**WRITTEN TASK:** Identify each line in the records below that contains the word "라이브러리", and copy it.

**Collected data entries:**
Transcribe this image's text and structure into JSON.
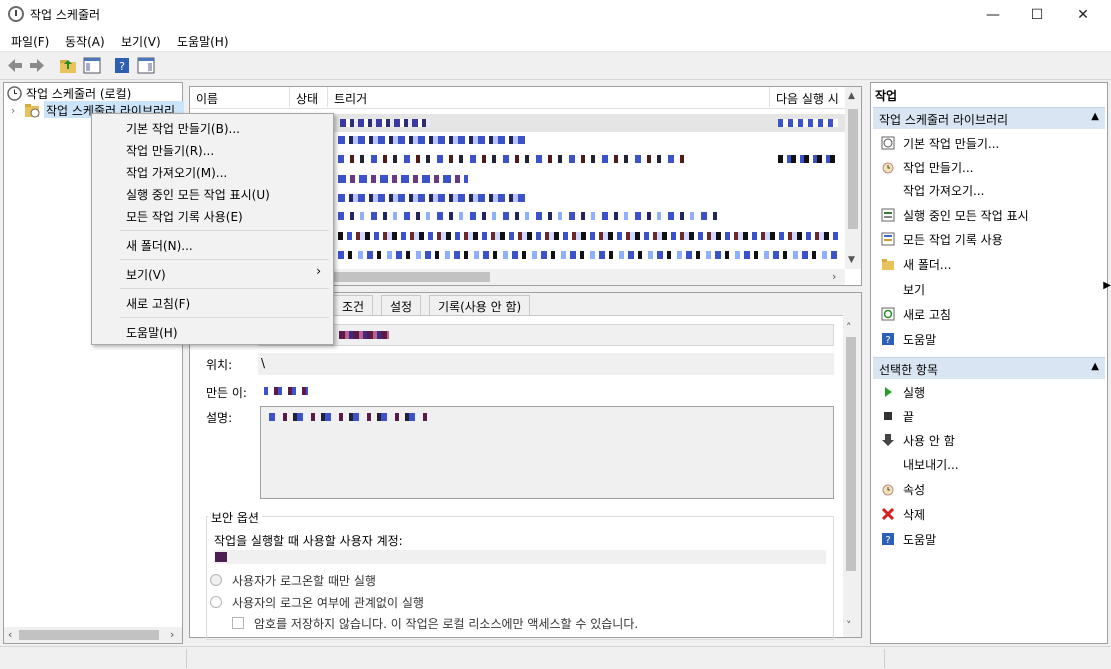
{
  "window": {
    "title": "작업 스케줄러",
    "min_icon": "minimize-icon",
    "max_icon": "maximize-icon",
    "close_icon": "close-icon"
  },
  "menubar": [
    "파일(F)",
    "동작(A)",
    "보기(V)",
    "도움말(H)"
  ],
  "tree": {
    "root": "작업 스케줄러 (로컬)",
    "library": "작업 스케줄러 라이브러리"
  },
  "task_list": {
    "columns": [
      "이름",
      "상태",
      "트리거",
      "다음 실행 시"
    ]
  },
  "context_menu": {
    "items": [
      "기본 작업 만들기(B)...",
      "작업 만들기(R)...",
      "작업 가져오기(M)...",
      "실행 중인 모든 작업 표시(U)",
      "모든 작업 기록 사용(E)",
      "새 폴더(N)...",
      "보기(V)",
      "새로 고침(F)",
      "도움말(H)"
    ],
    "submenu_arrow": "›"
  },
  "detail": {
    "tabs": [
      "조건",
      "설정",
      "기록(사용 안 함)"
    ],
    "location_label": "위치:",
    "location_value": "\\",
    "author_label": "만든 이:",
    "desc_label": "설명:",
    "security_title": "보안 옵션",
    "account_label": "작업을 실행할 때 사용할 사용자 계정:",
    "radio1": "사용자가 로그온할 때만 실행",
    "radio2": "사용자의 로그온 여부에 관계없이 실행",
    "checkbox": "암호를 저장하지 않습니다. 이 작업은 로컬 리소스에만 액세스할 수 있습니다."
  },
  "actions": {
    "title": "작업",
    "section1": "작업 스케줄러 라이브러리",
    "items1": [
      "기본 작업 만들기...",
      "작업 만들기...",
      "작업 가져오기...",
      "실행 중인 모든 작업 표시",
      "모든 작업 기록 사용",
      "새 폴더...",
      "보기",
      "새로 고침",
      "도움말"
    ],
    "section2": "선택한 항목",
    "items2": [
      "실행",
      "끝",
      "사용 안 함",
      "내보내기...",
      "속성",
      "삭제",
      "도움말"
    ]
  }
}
--
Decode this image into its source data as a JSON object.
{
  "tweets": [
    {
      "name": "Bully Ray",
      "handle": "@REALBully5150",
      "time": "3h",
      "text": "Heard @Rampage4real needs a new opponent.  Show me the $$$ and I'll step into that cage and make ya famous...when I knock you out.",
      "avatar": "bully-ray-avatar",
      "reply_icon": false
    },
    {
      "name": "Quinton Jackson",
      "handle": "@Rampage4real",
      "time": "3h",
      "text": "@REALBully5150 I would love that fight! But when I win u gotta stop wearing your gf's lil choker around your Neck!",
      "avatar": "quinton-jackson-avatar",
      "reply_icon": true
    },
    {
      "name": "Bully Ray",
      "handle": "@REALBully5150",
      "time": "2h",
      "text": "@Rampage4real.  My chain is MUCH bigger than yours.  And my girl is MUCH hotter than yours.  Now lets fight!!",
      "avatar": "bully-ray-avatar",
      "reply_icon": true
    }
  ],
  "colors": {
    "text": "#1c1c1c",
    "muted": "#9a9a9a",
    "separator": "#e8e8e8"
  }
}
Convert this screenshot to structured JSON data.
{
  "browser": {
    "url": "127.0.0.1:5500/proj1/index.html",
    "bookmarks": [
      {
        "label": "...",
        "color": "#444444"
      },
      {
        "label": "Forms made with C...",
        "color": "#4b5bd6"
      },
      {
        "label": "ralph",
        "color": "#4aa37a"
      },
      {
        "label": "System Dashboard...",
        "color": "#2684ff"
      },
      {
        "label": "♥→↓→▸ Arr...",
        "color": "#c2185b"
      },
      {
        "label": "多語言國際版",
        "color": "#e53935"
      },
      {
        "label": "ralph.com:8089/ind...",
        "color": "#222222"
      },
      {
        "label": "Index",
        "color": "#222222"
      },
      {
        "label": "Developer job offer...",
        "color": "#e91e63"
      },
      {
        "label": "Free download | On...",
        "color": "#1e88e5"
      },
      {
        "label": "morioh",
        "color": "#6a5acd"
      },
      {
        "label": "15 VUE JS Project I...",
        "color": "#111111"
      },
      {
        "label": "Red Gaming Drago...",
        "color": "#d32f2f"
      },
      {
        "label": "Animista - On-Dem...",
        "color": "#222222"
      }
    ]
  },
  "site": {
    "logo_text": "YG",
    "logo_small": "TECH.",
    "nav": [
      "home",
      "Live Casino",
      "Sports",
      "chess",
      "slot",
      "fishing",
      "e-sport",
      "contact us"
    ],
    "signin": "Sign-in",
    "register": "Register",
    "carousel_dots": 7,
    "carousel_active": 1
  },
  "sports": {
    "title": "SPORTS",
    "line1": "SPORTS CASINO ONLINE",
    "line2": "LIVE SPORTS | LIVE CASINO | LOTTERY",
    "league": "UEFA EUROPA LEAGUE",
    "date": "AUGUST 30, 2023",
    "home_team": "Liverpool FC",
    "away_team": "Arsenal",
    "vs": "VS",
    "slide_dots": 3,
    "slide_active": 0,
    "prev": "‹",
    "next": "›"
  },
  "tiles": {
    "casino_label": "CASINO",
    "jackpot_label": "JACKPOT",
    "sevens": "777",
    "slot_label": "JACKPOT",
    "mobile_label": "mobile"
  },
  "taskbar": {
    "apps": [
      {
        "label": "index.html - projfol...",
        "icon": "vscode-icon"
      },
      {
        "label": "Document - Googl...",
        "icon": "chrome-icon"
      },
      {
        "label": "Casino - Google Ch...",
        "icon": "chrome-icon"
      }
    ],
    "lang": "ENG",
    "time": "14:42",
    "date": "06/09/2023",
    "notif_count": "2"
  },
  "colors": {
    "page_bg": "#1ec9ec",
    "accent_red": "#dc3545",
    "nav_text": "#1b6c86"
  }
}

**EXERCISE RESULT:**
    "library": "작업 스케줄러 라이브러리"
    "section1": "작업 스케줄러 라이브러리",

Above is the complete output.